INPUT ROWS
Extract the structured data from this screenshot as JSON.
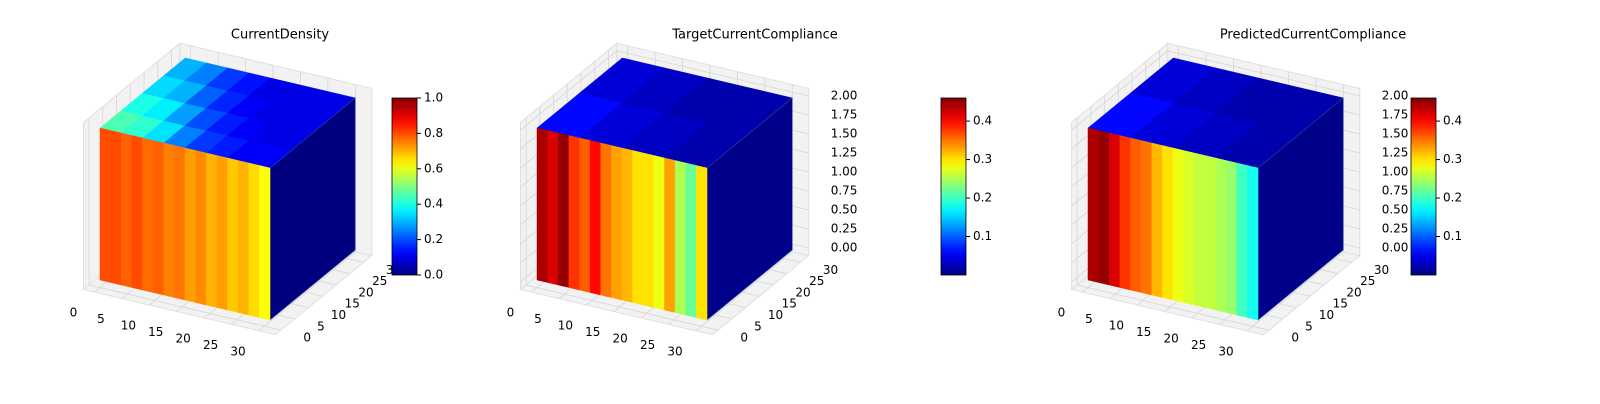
{
  "chart_data": [
    {
      "type": "surface",
      "title": "CurrentDensity",
      "colormap": "jet",
      "xlim": [
        0,
        31
      ],
      "ylim": [
        0,
        31
      ],
      "zlim": [
        0,
        2
      ],
      "xticks": [
        0,
        5,
        10,
        15,
        20,
        25,
        30
      ],
      "yticks": [
        0,
        5,
        10,
        15,
        20,
        25,
        30
      ],
      "clim": [
        0,
        1
      ],
      "cticks": [
        {
          "value": 0,
          "label": "0.0"
        },
        0.2,
        0.4,
        0.6,
        0.8,
        {
          "value": 1,
          "label": "1.0"
        }
      ],
      "front_values": [
        0.8,
        0.8,
        0.78,
        0.8,
        0.77,
        0.78,
        0.75,
        0.76,
        0.72,
        0.74,
        0.7,
        0.72,
        0.68,
        0.7,
        0.66,
        0.62
      ],
      "top_values": [
        [
          0.45,
          0.42,
          0.35,
          0.25,
          0.18,
          0.15,
          0.12,
          0.12
        ],
        [
          0.4,
          0.36,
          0.28,
          0.2,
          0.15,
          0.12,
          0.1,
          0.1
        ],
        [
          0.34,
          0.3,
          0.22,
          0.16,
          0.12,
          0.1,
          0.1,
          0.1
        ],
        [
          0.3,
          0.25,
          0.18,
          0.14,
          0.1,
          0.1,
          0.1,
          0.1
        ]
      ],
      "side_value": 0.0
    },
    {
      "type": "surface",
      "title": "TargetCurrentCompliance",
      "colormap": "jet",
      "xlim": [
        0,
        31
      ],
      "ylim": [
        0,
        31
      ],
      "zlim": [
        0,
        2
      ],
      "xticks": [
        0,
        5,
        10,
        15,
        20,
        25,
        30
      ],
      "yticks": [
        0,
        5,
        10,
        15,
        20,
        25,
        30
      ],
      "zticks": [
        {
          "value": 0,
          "label": "0.00"
        },
        0.25,
        {
          "value": 0.5,
          "label": "0.50"
        },
        0.75,
        {
          "value": 1,
          "label": "1.00"
        },
        1.25,
        {
          "value": 1.5,
          "label": "1.50"
        },
        1.75,
        {
          "value": 2,
          "label": "2.00"
        }
      ],
      "clim": [
        0,
        0.46
      ],
      "cticks": [
        0.1,
        0.2,
        0.3,
        0.4
      ],
      "front_values": [
        0.44,
        0.42,
        0.45,
        0.38,
        0.36,
        0.4,
        0.35,
        0.33,
        0.32,
        0.3,
        0.3,
        0.28,
        0.33,
        0.25,
        0.22,
        0.3
      ],
      "top_values": [
        [
          0.06,
          0.04,
          0.03,
          0.02
        ],
        [
          0.04,
          0.03,
          0.02,
          0.02
        ]
      ],
      "side_value": 0.005
    },
    {
      "type": "surface",
      "title": "PredictedCurrentCompliance",
      "colormap": "jet",
      "xlim": [
        0,
        31
      ],
      "ylim": [
        0,
        31
      ],
      "zlim": [
        0,
        2
      ],
      "xticks": [
        0,
        5,
        10,
        15,
        20,
        25,
        30
      ],
      "yticks": [
        0,
        5,
        10,
        15,
        20,
        25,
        30
      ],
      "zticks": [
        {
          "value": 0,
          "label": "0.00"
        },
        0.25,
        {
          "value": 0.5,
          "label": "0.50"
        },
        0.75,
        {
          "value": 1,
          "label": "1.00"
        },
        1.25,
        {
          "value": 1.5,
          "label": "1.50"
        },
        1.75,
        {
          "value": 2,
          "label": "2.00"
        }
      ],
      "clim": [
        0,
        0.46
      ],
      "cticks": [
        0.1,
        0.2,
        0.3,
        0.4
      ],
      "front_values": [
        0.44,
        0.45,
        0.42,
        0.38,
        0.36,
        0.35,
        0.32,
        0.3,
        0.28,
        0.27,
        0.26,
        0.26,
        0.25,
        0.24,
        0.2,
        0.18
      ],
      "top_values": [
        [
          0.06,
          0.04,
          0.03,
          0.02
        ],
        [
          0.04,
          0.03,
          0.02,
          0.02
        ]
      ],
      "side_value": 0.005
    }
  ]
}
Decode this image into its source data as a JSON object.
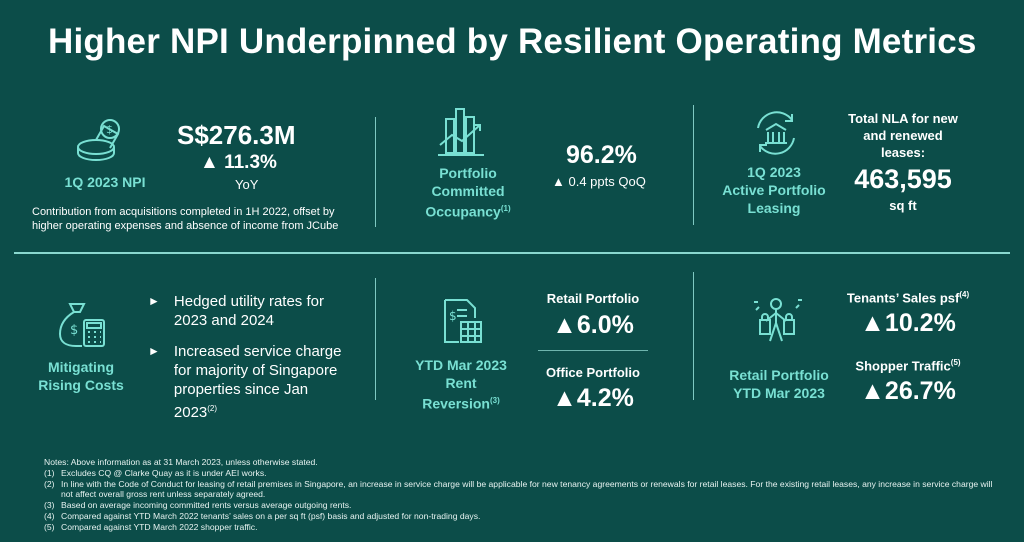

WHAT IS NEEDED
Reproduce the material word for word, minus the images.

SOLVED EXERCISE
Extract the structured data from this screenshot as JSON.
{
  "chart_data": [
    {
      "type": "surface",
      "title": "CurrentDensity",
      "colormap": "jet",
      "xlim": [
        0,
        31
      ],
      "ylim": [
        0,
        31
      ],
      "zlim": [
        0,
        2
      ],
      "xticks": [
        0,
        5,
        10,
        15,
        20,
        25,
        30
      ],
      "yticks": [
        0,
        5,
        10,
        15,
        20,
        25,
        30
      ],
      "clim": [
        0,
        1
      ],
      "cticks": [
        {
          "value": 0,
          "label": "0.0"
        },
        0.2,
        0.4,
        0.6,
        0.8,
        {
          "value": 1,
          "label": "1.0"
        }
      ],
      "front_values": [
        0.8,
        0.8,
        0.78,
        0.8,
        0.77,
        0.78,
        0.75,
        0.76,
        0.72,
        0.74,
        0.7,
        0.72,
        0.68,
        0.7,
        0.66,
        0.62
      ],
      "top_values": [
        [
          0.45,
          0.42,
          0.35,
          0.25,
          0.18,
          0.15,
          0.12,
          0.12
        ],
        [
          0.4,
          0.36,
          0.28,
          0.2,
          0.15,
          0.12,
          0.1,
          0.1
        ],
        [
          0.34,
          0.3,
          0.22,
          0.16,
          0.12,
          0.1,
          0.1,
          0.1
        ],
        [
          0.3,
          0.25,
          0.18,
          0.14,
          0.1,
          0.1,
          0.1,
          0.1
        ]
      ],
      "side_value": 0.0
    },
    {
      "type": "surface",
      "title": "TargetCurrentCompliance",
      "colormap": "jet",
      "xlim": [
        0,
        31
      ],
      "ylim": [
        0,
        31
      ],
      "zlim": [
        0,
        2
      ],
      "xticks": [
        0,
        5,
        10,
        15,
        20,
        25,
        30
      ],
      "yticks": [
        0,
        5,
        10,
        15,
        20,
        25,
        30
      ],
      "zticks": [
        {
          "value": 0,
          "label": "0.00"
        },
        0.25,
        {
          "value": 0.5,
          "label": "0.50"
        },
        0.75,
        {
          "value": 1,
          "label": "1.00"
        },
        1.25,
        {
          "value": 1.5,
          "label": "1.50"
        },
        1.75,
        {
          "value": 2,
          "label": "2.00"
        }
      ],
      "clim": [
        0,
        0.46
      ],
      "cticks": [
        0.1,
        0.2,
        0.3,
        0.4
      ],
      "front_values": [
        0.44,
        0.42,
        0.45,
        0.38,
        0.36,
        0.4,
        0.35,
        0.33,
        0.32,
        0.3,
        0.3,
        0.28,
        0.33,
        0.25,
        0.22,
        0.3
      ],
      "top_values": [
        [
          0.06,
          0.04,
          0.03,
          0.02
        ],
        [
          0.04,
          0.03,
          0.02,
          0.02
        ]
      ],
      "side_value": 0.005
    },
    {
      "type": "surface",
      "title": "PredictedCurrentCompliance",
      "colormap": "jet",
      "xlim": [
        0,
        31
      ],
      "ylim": [
        0,
        31
      ],
      "zlim": [
        0,
        2
      ],
      "xticks": [
        0,
        5,
        10,
        15,
        20,
        25,
        30
      ],
      "yticks": [
        0,
        5,
        10,
        15,
        20,
        25,
        30
      ],
      "zticks": [
        {
          "value": 0,
          "label": "0.00"
        },
        0.25,
        {
          "value": 0.5,
          "label": "0.50"
        },
        0.75,
        {
          "value": 1,
          "label": "1.00"
        },
        1.25,
        {
          "value": 1.5,
          "label": "1.50"
        },
        1.75,
        {
          "value": 2,
          "label": "2.00"
        }
      ],
      "clim": [
        0,
        0.46
      ],
      "cticks": [
        0.1,
        0.2,
        0.3,
        0.4
      ],
      "front_values": [
        0.44,
        0.45,
        0.42,
        0.38,
        0.36,
        0.35,
        0.32,
        0.3,
        0.28,
        0.27,
        0.26,
        0.26,
        0.25,
        0.24,
        0.2,
        0.18
      ],
      "top_values": [
        [
          0.06,
          0.04,
          0.03,
          0.02
        ],
        [
          0.04,
          0.03,
          0.02,
          0.02
        ]
      ],
      "side_value": 0.005
    }
  ]
}
Decode this image into its source data as a JSON object.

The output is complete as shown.